• [STATED PROBLEM]: State the number of lines that include the string "this", and write nothing else.

[BEGIN RECORDS]

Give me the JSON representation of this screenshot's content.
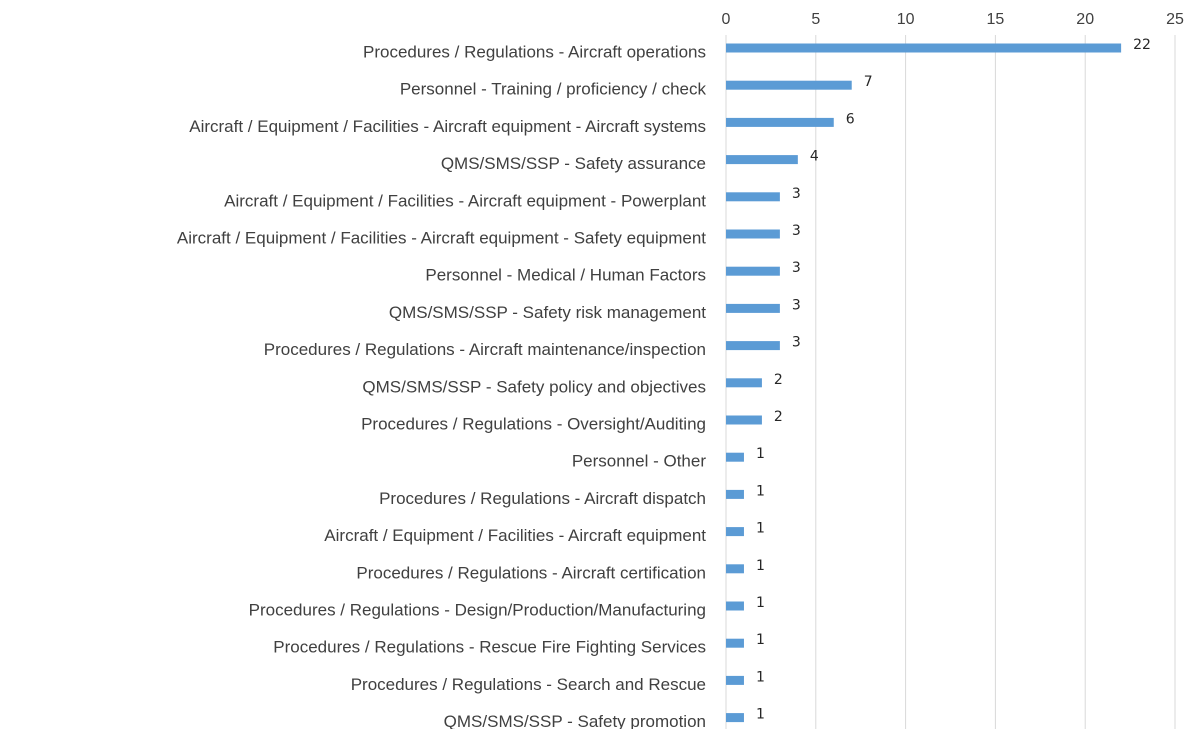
{
  "chart_data": {
    "type": "bar",
    "orientation": "horizontal",
    "categories": [
      "Procedures / Regulations - Aircraft operations",
      "Personnel - Training / proficiency / check",
      "Aircraft / Equipment / Facilities - Aircraft equipment - Aircraft systems",
      "QMS/SMS/SSP - Safety assurance",
      "Aircraft / Equipment / Facilities - Aircraft equipment - Powerplant",
      "Aircraft / Equipment / Facilities - Aircraft equipment - Safety equipment",
      "Personnel - Medical / Human Factors",
      "QMS/SMS/SSP - Safety risk management",
      "Procedures / Regulations - Aircraft maintenance/inspection",
      "QMS/SMS/SSP - Safety policy and objectives",
      "Procedures / Regulations - Oversight/Auditing",
      "Personnel - Other",
      "Procedures / Regulations - Aircraft dispatch",
      "Aircraft / Equipment / Facilities - Aircraft equipment",
      "Procedures / Regulations - Aircraft certification",
      "Procedures / Regulations - Design/Production/Manufacturing",
      "Procedures / Regulations - Rescue Fire Fighting Services",
      "Procedures / Regulations - Search and Rescue",
      "QMS/SMS/SSP - Safety promotion"
    ],
    "values": [
      22,
      7,
      6,
      4,
      3,
      3,
      3,
      3,
      3,
      2,
      2,
      1,
      1,
      1,
      1,
      1,
      1,
      1,
      1
    ],
    "color": "#5b9bd5",
    "xlim": [
      0,
      25
    ],
    "xticks": [
      0,
      5,
      10,
      15,
      20,
      25
    ],
    "grid": true,
    "value_labels_shown": true
  }
}
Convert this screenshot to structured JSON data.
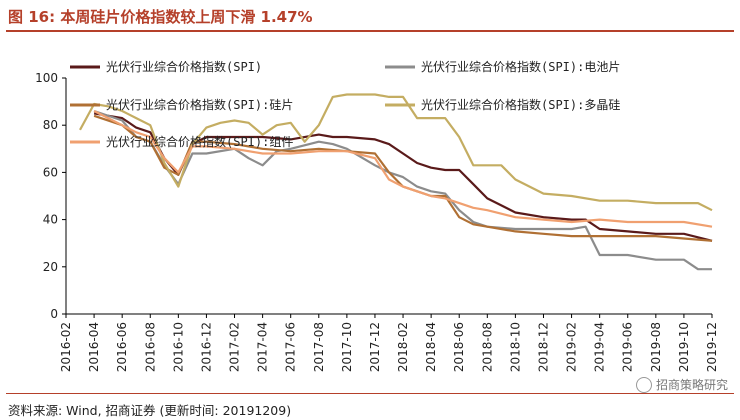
{
  "header": {
    "title": "图 16:  本周硅片价格指数较上周下滑 1.47%"
  },
  "footer": {
    "source": "资料来源: Wind, 招商证券 (更新时间: 20191209)",
    "watermark": "招商策略研究"
  },
  "chart_data": {
    "type": "line",
    "ylim": [
      0,
      100
    ],
    "yticks": [
      0,
      20,
      40,
      60,
      80,
      100
    ],
    "x_ticks": [
      "2016-02",
      "2016-04",
      "2016-06",
      "2016-08",
      "2016-10",
      "2016-12",
      "2017-02",
      "2017-04",
      "2017-06",
      "2017-08",
      "2017-10",
      "2017-12",
      "2018-02",
      "2018-04",
      "2018-06",
      "2018-08",
      "2018-10",
      "2018-12",
      "2019-02",
      "2019-04",
      "2019-06",
      "2019-08",
      "2019-10",
      "2019-12"
    ],
    "legend_position": "top",
    "series": [
      {
        "name": "光伏行业综合价格指数(SPI)",
        "color": "#5a1a1a",
        "points": [
          [
            "2016-04",
            85
          ],
          [
            "2016-06",
            83
          ],
          [
            "2016-07",
            79
          ],
          [
            "2016-08",
            77
          ],
          [
            "2016-09",
            66
          ],
          [
            "2016-10",
            59
          ],
          [
            "2016-11",
            72
          ],
          [
            "2016-12",
            75
          ],
          [
            "2017-02",
            75
          ],
          [
            "2017-04",
            75
          ],
          [
            "2017-06",
            74
          ],
          [
            "2017-08",
            76
          ],
          [
            "2017-09",
            75
          ],
          [
            "2017-10",
            75
          ],
          [
            "2017-12",
            74
          ],
          [
            "2018-01",
            72
          ],
          [
            "2018-02",
            68
          ],
          [
            "2018-03",
            64
          ],
          [
            "2018-04",
            62
          ],
          [
            "2018-05",
            61
          ],
          [
            "2018-06",
            61
          ],
          [
            "2018-07",
            55
          ],
          [
            "2018-08",
            49
          ],
          [
            "2018-09",
            46
          ],
          [
            "2018-10",
            43
          ],
          [
            "2018-12",
            41
          ],
          [
            "2019-02",
            40
          ],
          [
            "2019-03",
            40
          ],
          [
            "2019-04",
            36
          ],
          [
            "2019-06",
            35
          ],
          [
            "2019-08",
            34
          ],
          [
            "2019-10",
            34
          ],
          [
            "2019-12",
            31
          ]
        ]
      },
      {
        "name": "光伏行业综合价格指数(SPI):电池片",
        "color": "#8c8c8c",
        "points": [
          [
            "2016-04",
            86
          ],
          [
            "2016-06",
            82
          ],
          [
            "2016-07",
            75
          ],
          [
            "2016-08",
            73
          ],
          [
            "2016-09",
            63
          ],
          [
            "2016-10",
            55
          ],
          [
            "2016-11",
            68
          ],
          [
            "2016-12",
            68
          ],
          [
            "2017-02",
            70
          ],
          [
            "2017-03",
            66
          ],
          [
            "2017-04",
            63
          ],
          [
            "2017-05",
            69
          ],
          [
            "2017-06",
            70
          ],
          [
            "2017-08",
            73
          ],
          [
            "2017-09",
            72
          ],
          [
            "2017-10",
            70
          ],
          [
            "2017-12",
            63
          ],
          [
            "2018-01",
            60
          ],
          [
            "2018-02",
            58
          ],
          [
            "2018-03",
            54
          ],
          [
            "2018-04",
            52
          ],
          [
            "2018-05",
            51
          ],
          [
            "2018-06",
            44
          ],
          [
            "2018-07",
            39
          ],
          [
            "2018-08",
            37
          ],
          [
            "2018-10",
            36
          ],
          [
            "2018-12",
            36
          ],
          [
            "2019-02",
            36
          ],
          [
            "2019-03",
            37
          ],
          [
            "2019-04",
            25
          ],
          [
            "2019-06",
            25
          ],
          [
            "2019-08",
            23
          ],
          [
            "2019-10",
            23
          ],
          [
            "2019-11",
            19
          ],
          [
            "2019-12",
            19
          ]
        ]
      },
      {
        "name": "光伏行业综合价格指数(SPI):硅片",
        "color": "#b07034",
        "points": [
          [
            "2016-04",
            84
          ],
          [
            "2016-06",
            80
          ],
          [
            "2016-07",
            75
          ],
          [
            "2016-08",
            73
          ],
          [
            "2016-09",
            62
          ],
          [
            "2016-10",
            59
          ],
          [
            "2016-11",
            73
          ],
          [
            "2016-12",
            73
          ],
          [
            "2017-02",
            72
          ],
          [
            "2017-04",
            70
          ],
          [
            "2017-06",
            69
          ],
          [
            "2017-08",
            70
          ],
          [
            "2017-10",
            69
          ],
          [
            "2017-12",
            68
          ],
          [
            "2018-01",
            60
          ],
          [
            "2018-02",
            54
          ],
          [
            "2018-03",
            52
          ],
          [
            "2018-04",
            50
          ],
          [
            "2018-05",
            50
          ],
          [
            "2018-06",
            41
          ],
          [
            "2018-07",
            38
          ],
          [
            "2018-08",
            37
          ],
          [
            "2018-10",
            35
          ],
          [
            "2018-12",
            34
          ],
          [
            "2019-02",
            33
          ],
          [
            "2019-04",
            33
          ],
          [
            "2019-06",
            33
          ],
          [
            "2019-08",
            33
          ],
          [
            "2019-10",
            32
          ],
          [
            "2019-12",
            31
          ]
        ]
      },
      {
        "name": "光伏行业综合价格指数(SPI):多晶硅",
        "color": "#c4ad62",
        "points": [
          [
            "2016-03",
            78
          ],
          [
            "2016-04",
            89
          ],
          [
            "2016-05",
            88
          ],
          [
            "2016-06",
            86
          ],
          [
            "2016-07",
            83
          ],
          [
            "2016-08",
            80
          ],
          [
            "2016-09",
            64
          ],
          [
            "2016-10",
            54
          ],
          [
            "2016-11",
            72
          ],
          [
            "2016-12",
            79
          ],
          [
            "2017-01",
            81
          ],
          [
            "2017-02",
            82
          ],
          [
            "2017-03",
            81
          ],
          [
            "2017-04",
            76
          ],
          [
            "2017-05",
            80
          ],
          [
            "2017-06",
            81
          ],
          [
            "2017-07",
            73
          ],
          [
            "2017-08",
            80
          ],
          [
            "2017-09",
            92
          ],
          [
            "2017-10",
            93
          ],
          [
            "2017-12",
            93
          ],
          [
            "2018-01",
            92
          ],
          [
            "2018-02",
            92
          ],
          [
            "2018-03",
            83
          ],
          [
            "2018-05",
            83
          ],
          [
            "2018-06",
            75
          ],
          [
            "2018-07",
            63
          ],
          [
            "2018-08",
            63
          ],
          [
            "2018-09",
            63
          ],
          [
            "2018-10",
            57
          ],
          [
            "2018-12",
            51
          ],
          [
            "2019-02",
            50
          ],
          [
            "2019-04",
            48
          ],
          [
            "2019-06",
            48
          ],
          [
            "2019-08",
            47
          ],
          [
            "2019-10",
            47
          ],
          [
            "2019-11",
            47
          ],
          [
            "2019-12",
            44
          ]
        ]
      },
      {
        "name": "光伏行业综合价格指数(SPI):组件",
        "color": "#f0a070",
        "points": [
          [
            "2016-04",
            86
          ],
          [
            "2016-06",
            80
          ],
          [
            "2016-07",
            77
          ],
          [
            "2016-08",
            75
          ],
          [
            "2016-09",
            66
          ],
          [
            "2016-10",
            60
          ],
          [
            "2016-11",
            71
          ],
          [
            "2016-12",
            71
          ],
          [
            "2017-02",
            70
          ],
          [
            "2017-04",
            68
          ],
          [
            "2017-06",
            68
          ],
          [
            "2017-08",
            69
          ],
          [
            "2017-10",
            69
          ],
          [
            "2017-12",
            66
          ],
          [
            "2018-01",
            57
          ],
          [
            "2018-02",
            54
          ],
          [
            "2018-03",
            52
          ],
          [
            "2018-04",
            50
          ],
          [
            "2018-05",
            49
          ],
          [
            "2018-06",
            47
          ],
          [
            "2018-07",
            45
          ],
          [
            "2018-08",
            44
          ],
          [
            "2018-10",
            41
          ],
          [
            "2018-12",
            40
          ],
          [
            "2019-02",
            39
          ],
          [
            "2019-04",
            40
          ],
          [
            "2019-06",
            39
          ],
          [
            "2019-08",
            39
          ],
          [
            "2019-10",
            39
          ],
          [
            "2019-12",
            37
          ]
        ]
      }
    ]
  }
}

[END RECORDS]

• [SOLUTION TO THE PROBLEM]: 2